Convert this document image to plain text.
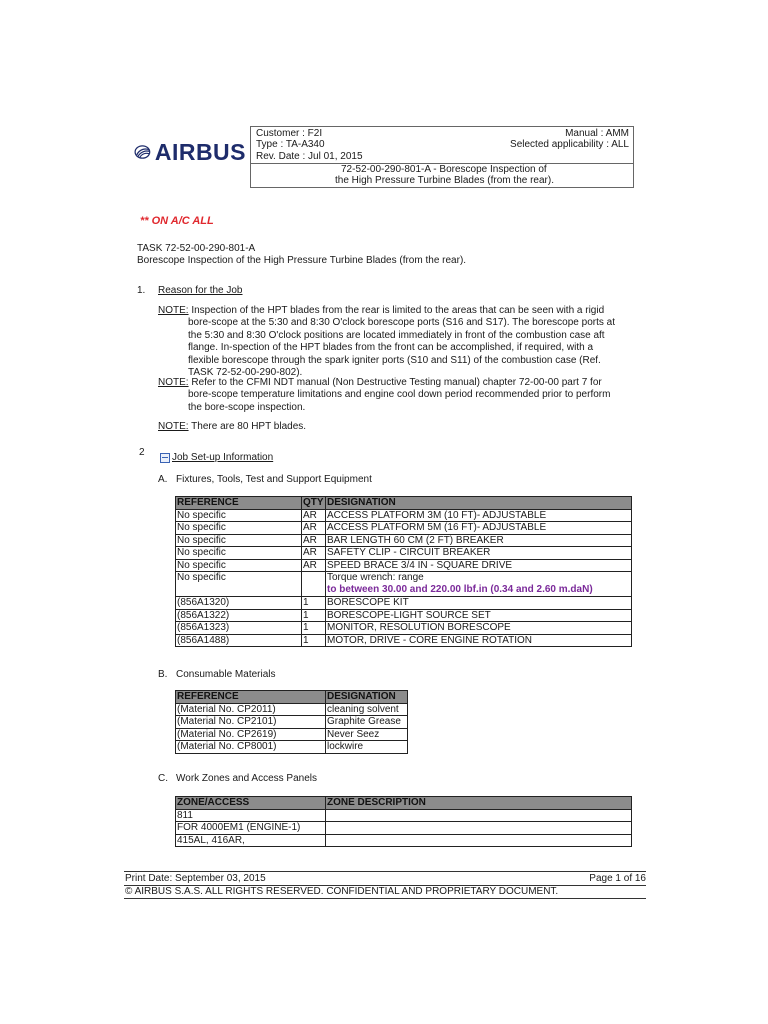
AIRBUS
Customer : F2I
Type : TA-A340
Rev. Date : Jul 01, 2015
Manual : AMM
Selected applicability : ALL
72-52-00-290-801-A - Borescope Inspection of
the High Pressure Turbine Blades (from the rear).
** ON A/C ALL
TASK 72-52-00-290-801-A
Borescope Inspection of the High Pressure Turbine Blades (from the rear).
1. Reason for the Job
NOTE: Inspection of the HPT blades from the rear is limited to the areas that can be seen with a rigid bore-scope at the 5:30 and 8:30 O'clock borescope ports (S16 and S17). The borescope ports at the 5:30 and 8:30 O'clock positions are located immediately in front of the combustion case aft flange. In-spection of the HPT blades from the front can be accomplished, if required, with a flexible borescope through the spark igniter ports (S10 and S11) of the combustion case (Ref. TASK 72-52-00-290-802).
NOTE: Refer to the CFMI NDT manual (Non Destructive Testing manual) chapter 72-00-00 part 7 for bore-scope temperature limitations and engine cool down period recommended prior to perform the bore-scope inspection.
NOTE: There are 80 HPT blades.
2	Job Set-up Information
A. Fixtures, Tools, Test and Support Equipment
REFERENCE	QTY	DESIGNATION
No specific	AR	ACCESS PLATFORM 3M (10 FT)- ADJUSTABLE
No specific	AR	ACCESS PLATFORM 5M (16 FT)- ADJUSTABLE
No specific	AR	BAR LENGTH 60 CM (2 FT) BREAKER
No specific	AR	SAFETY CLIP - CIRCUIT BREAKER
No specific	AR	SPEED BRACE 3/4 IN - SQUARE DRIVE
No specific		Torque wrench: range
to between 30.00 and 220.00 lbf.in (0.34 and 2.60 m.daN)

(856A1320)	1	BORESCOPE KIT
(856A1322)	1	BORESCOPE-LIGHT SOURCE SET
(856A1323)	1	MONITOR, RESOLUTION BORESCOPE
(856A1488)	1	MOTOR, DRIVE - CORE ENGINE ROTATION
B. Consumable Materials
REFERENCE	DESIGNATION
(Material No. CP2011)	cleaning solvent
(Material No. CP2101)	Graphite Grease
(Material No. CP2619)	Never Seez
(Material No. CP8001)	lockwire
C. Work Zones and Access Panels
ZONE/ACCESS	ZONE DESCRIPTION
811	
FOR 4000EM1 (ENGINE-1)	
415AL, 416AR,	
Print Date: September 03, 2015	Page 1 of 16
© AIRBUS S.A.S. ALL RIGHTS RESERVED. CONFIDENTIAL AND PROPRIETARY DOCUMENT.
- - - - -
* [Problem to work on] Each line containing "Pressure" counts once; state the total number of such lines and nothing else.

* [Complete output] 2